==== Records for this task

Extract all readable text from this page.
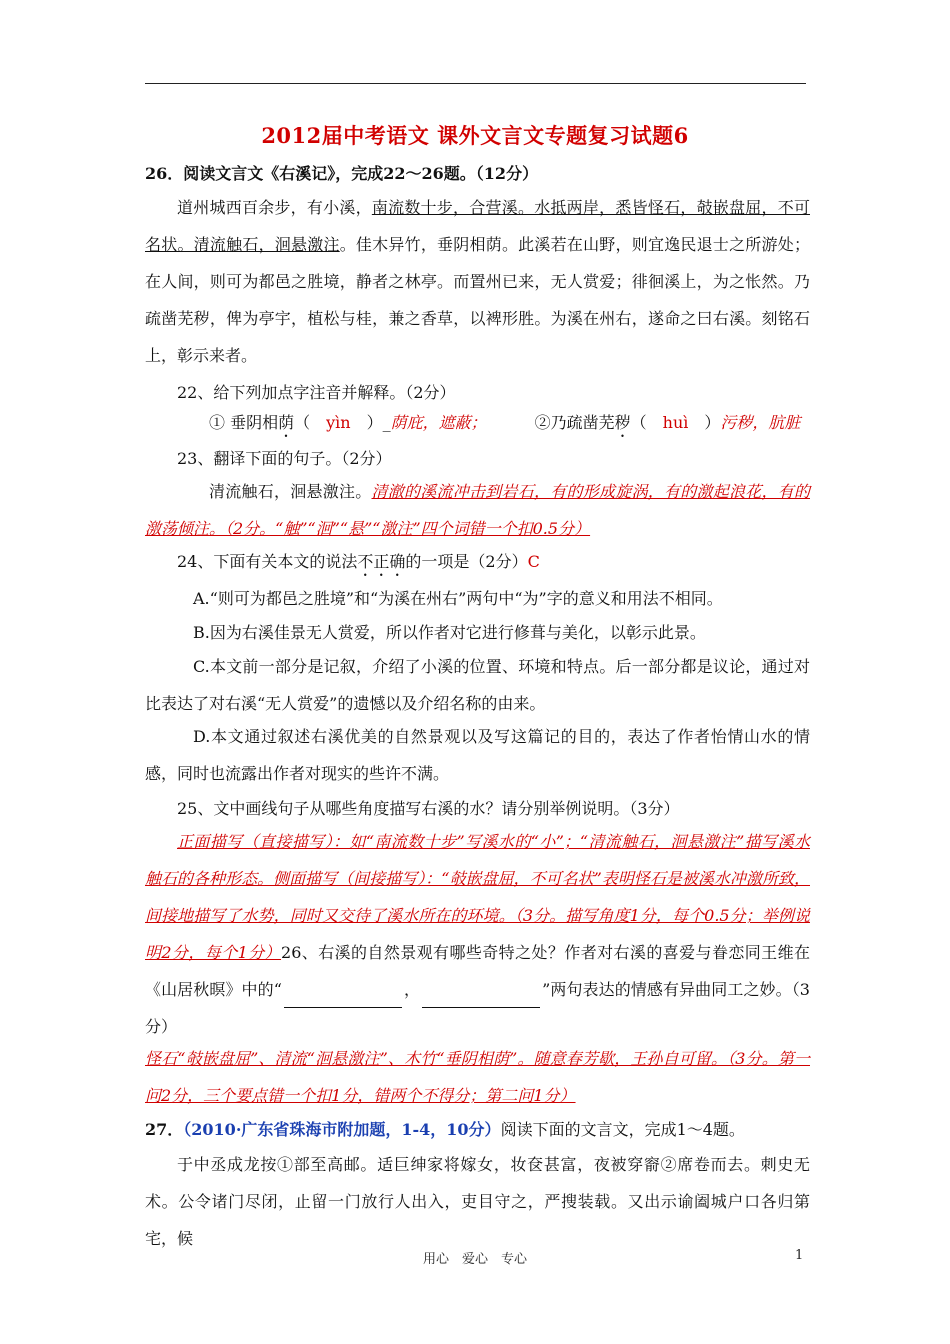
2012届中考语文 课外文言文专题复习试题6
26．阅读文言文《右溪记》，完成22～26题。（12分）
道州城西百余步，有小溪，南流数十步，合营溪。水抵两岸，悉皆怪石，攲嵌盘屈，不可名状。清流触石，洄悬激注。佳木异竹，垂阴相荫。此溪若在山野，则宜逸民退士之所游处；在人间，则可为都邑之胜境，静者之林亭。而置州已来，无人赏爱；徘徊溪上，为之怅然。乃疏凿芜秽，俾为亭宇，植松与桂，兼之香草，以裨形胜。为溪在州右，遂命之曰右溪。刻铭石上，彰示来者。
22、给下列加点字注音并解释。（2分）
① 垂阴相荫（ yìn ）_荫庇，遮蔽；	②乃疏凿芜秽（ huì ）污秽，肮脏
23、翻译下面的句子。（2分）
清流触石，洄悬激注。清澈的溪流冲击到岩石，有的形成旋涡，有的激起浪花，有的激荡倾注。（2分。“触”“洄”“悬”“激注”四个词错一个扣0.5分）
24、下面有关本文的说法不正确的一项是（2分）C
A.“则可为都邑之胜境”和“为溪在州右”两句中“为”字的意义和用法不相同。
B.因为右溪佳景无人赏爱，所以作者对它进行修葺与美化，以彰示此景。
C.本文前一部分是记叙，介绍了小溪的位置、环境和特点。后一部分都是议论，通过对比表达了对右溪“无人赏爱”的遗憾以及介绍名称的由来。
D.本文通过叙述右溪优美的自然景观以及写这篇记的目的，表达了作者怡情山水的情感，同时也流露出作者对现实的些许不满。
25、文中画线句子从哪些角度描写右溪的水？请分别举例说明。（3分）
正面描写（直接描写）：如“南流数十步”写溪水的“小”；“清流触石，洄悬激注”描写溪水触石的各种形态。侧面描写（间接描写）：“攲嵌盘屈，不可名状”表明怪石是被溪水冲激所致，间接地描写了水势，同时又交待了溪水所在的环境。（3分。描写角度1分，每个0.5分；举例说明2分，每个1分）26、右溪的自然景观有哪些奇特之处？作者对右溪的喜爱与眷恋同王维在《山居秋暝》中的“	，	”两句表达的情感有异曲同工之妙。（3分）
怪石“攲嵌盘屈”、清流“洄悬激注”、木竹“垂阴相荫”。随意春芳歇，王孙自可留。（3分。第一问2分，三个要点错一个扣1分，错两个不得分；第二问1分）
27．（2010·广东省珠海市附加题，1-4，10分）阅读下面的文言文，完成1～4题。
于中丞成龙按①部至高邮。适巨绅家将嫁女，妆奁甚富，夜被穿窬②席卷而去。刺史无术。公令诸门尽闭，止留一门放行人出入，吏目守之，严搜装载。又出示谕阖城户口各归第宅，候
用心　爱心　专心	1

========
==== Records for this task

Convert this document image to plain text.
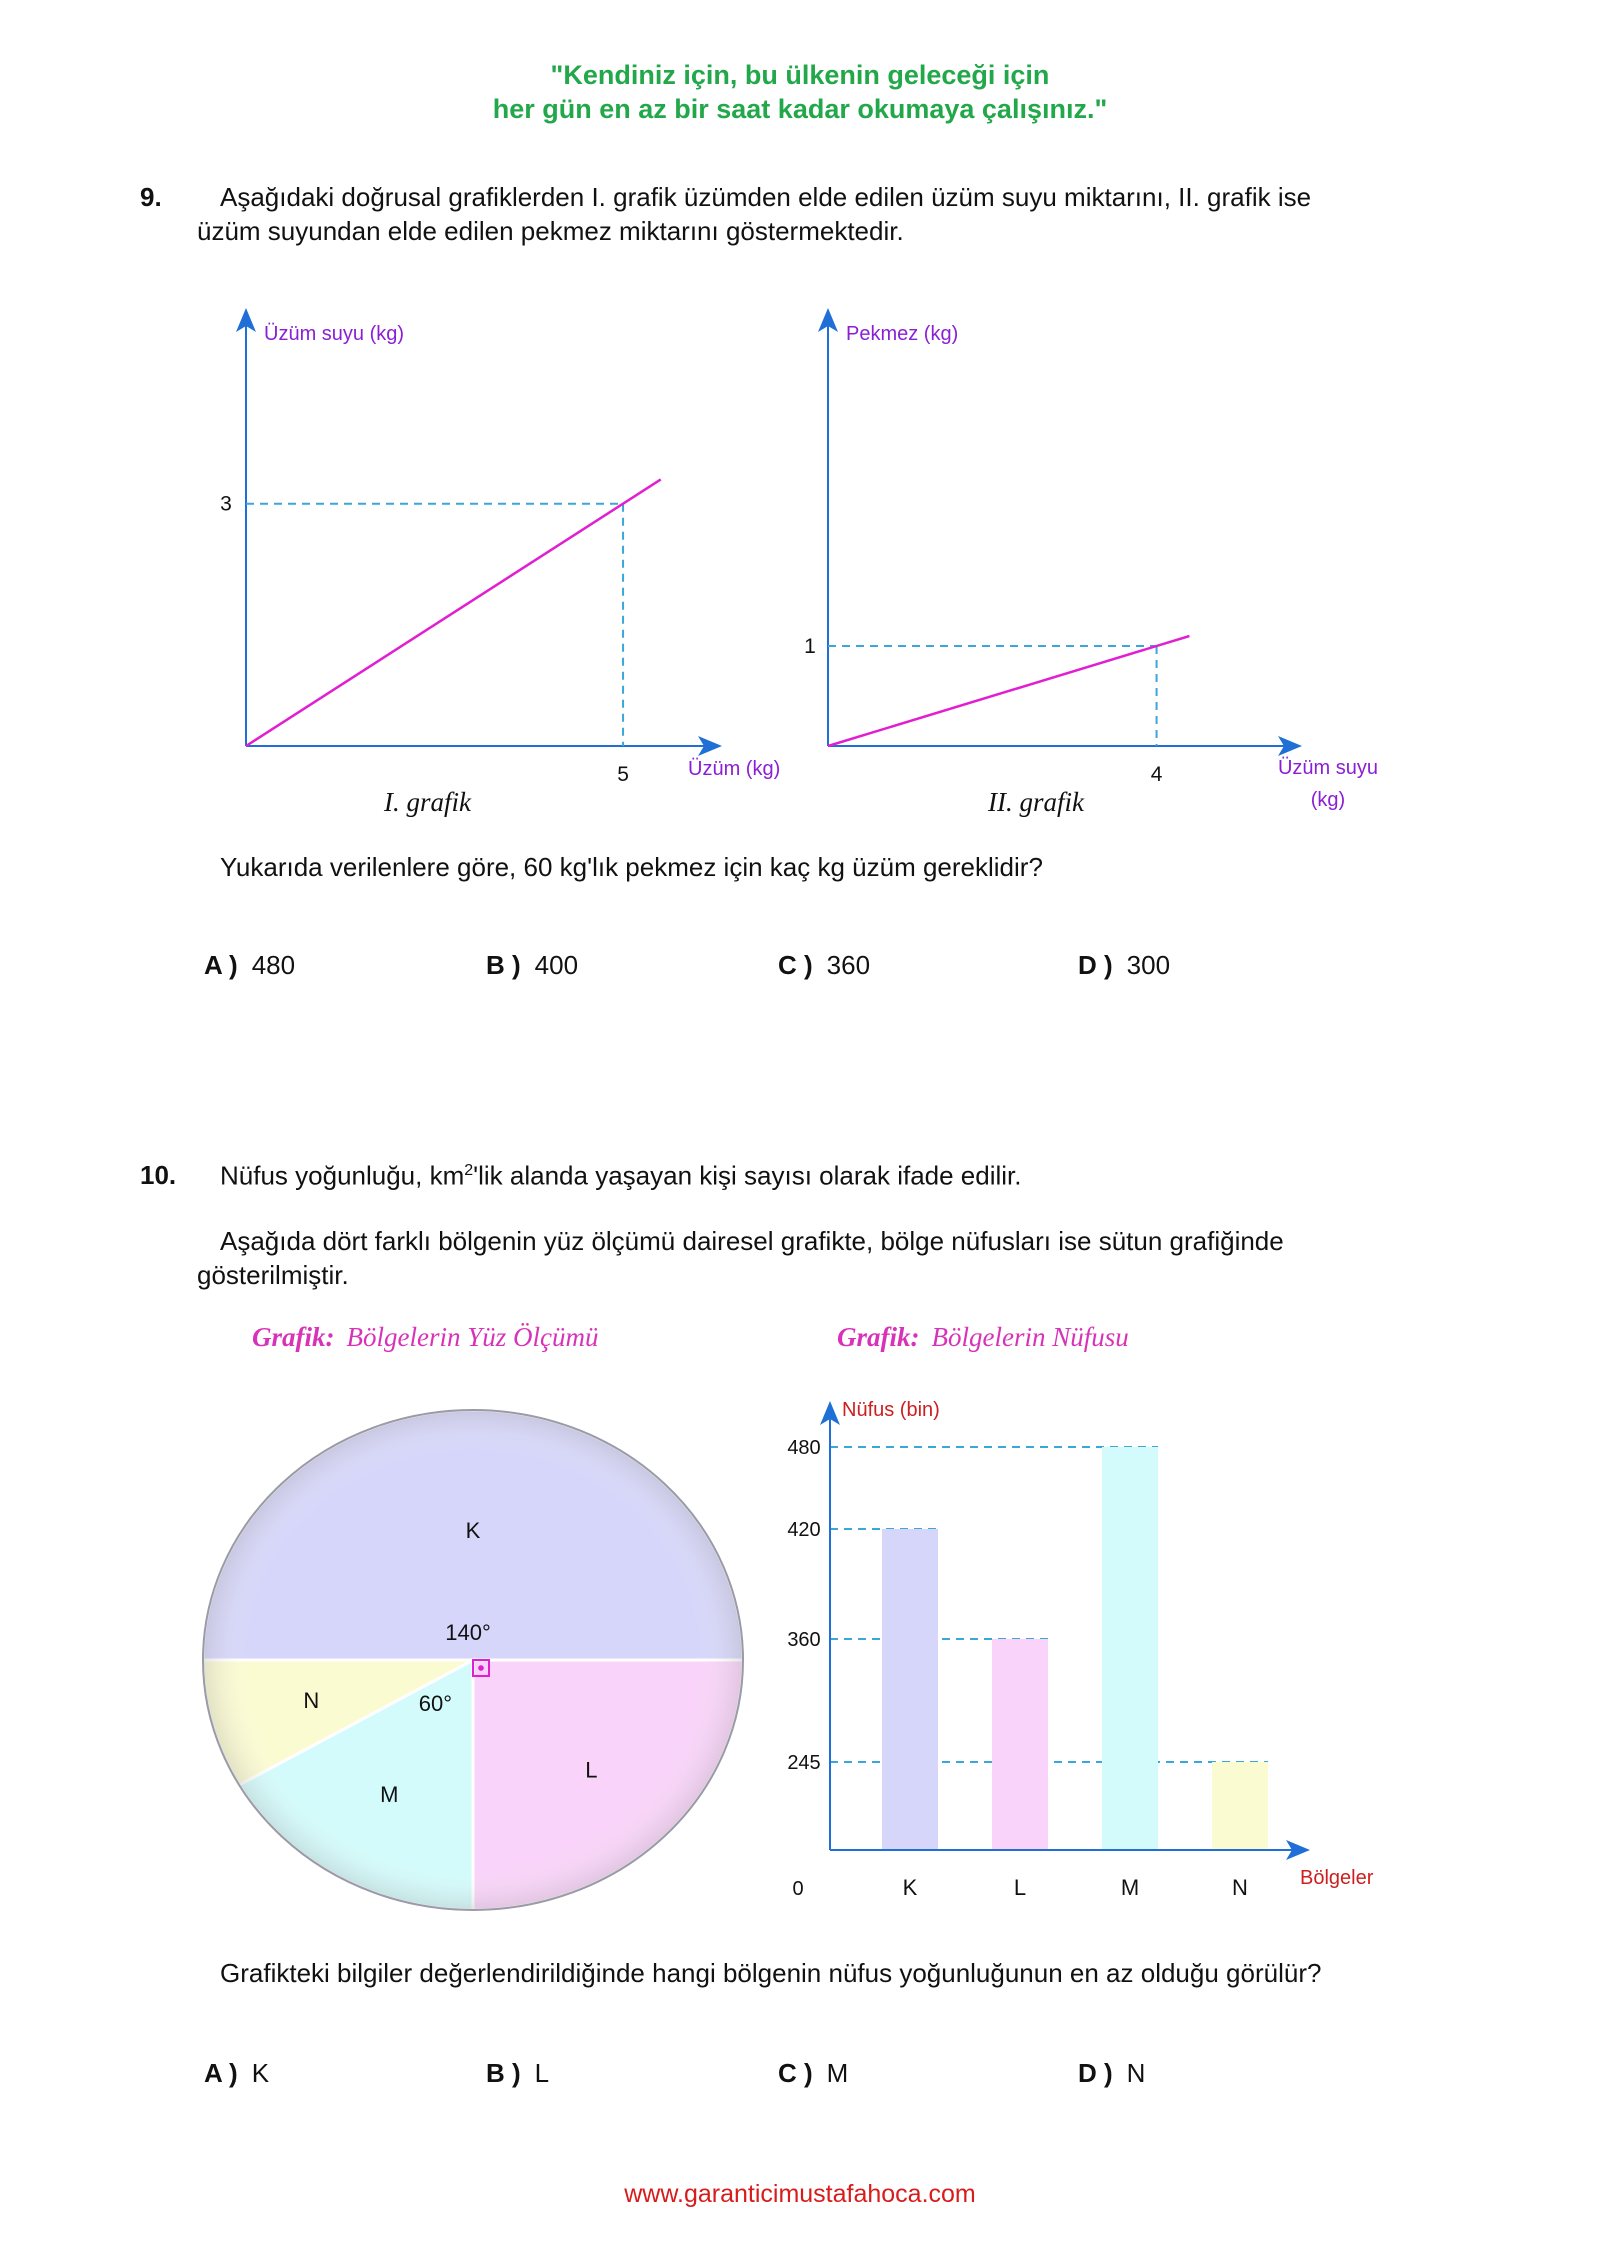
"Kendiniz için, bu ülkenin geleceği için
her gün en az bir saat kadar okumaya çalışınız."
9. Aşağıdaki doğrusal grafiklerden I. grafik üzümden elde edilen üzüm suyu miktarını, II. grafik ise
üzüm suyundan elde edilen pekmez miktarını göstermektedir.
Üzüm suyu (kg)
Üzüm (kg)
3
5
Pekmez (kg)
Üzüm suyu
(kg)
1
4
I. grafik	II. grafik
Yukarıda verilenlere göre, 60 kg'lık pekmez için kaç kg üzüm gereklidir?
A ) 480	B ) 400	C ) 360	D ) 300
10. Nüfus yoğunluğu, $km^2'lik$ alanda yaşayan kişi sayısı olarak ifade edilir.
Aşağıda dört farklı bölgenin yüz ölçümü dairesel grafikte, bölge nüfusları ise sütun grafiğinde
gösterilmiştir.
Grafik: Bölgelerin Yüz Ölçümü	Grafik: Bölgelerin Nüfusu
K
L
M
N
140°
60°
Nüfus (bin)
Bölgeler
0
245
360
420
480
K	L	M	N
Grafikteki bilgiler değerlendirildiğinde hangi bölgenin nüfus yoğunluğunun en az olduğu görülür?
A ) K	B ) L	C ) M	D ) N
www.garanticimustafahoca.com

========
==== Records for this task

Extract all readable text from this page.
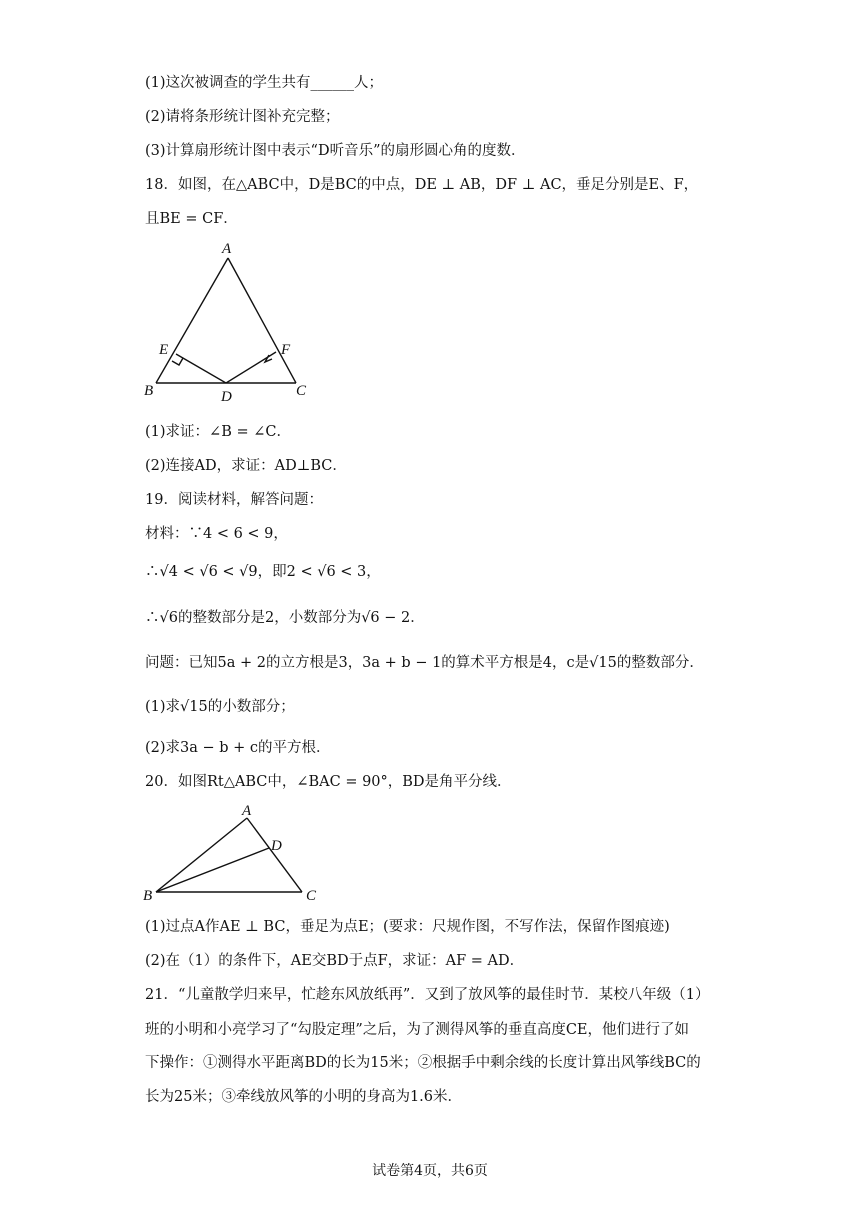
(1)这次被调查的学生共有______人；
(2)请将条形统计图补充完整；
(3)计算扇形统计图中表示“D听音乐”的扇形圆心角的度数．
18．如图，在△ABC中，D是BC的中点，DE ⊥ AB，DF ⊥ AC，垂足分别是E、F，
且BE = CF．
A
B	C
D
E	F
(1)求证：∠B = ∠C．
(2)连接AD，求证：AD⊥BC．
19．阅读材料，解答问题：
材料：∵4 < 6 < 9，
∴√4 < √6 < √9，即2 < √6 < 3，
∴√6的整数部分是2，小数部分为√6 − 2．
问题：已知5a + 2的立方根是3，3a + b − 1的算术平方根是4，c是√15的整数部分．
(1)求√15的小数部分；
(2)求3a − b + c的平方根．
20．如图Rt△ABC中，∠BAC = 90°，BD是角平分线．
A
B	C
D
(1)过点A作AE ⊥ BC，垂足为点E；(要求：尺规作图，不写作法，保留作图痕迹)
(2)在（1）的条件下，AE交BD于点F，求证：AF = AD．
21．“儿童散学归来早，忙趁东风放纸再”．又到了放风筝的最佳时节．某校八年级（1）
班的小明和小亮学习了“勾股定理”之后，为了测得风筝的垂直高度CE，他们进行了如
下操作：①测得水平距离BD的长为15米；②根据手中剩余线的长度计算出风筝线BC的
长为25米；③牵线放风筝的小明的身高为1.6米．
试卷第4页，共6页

========

**The task**: Reply with nothing but the number of lines in the data above that contain "miktarını".

**Solved exercise**: 2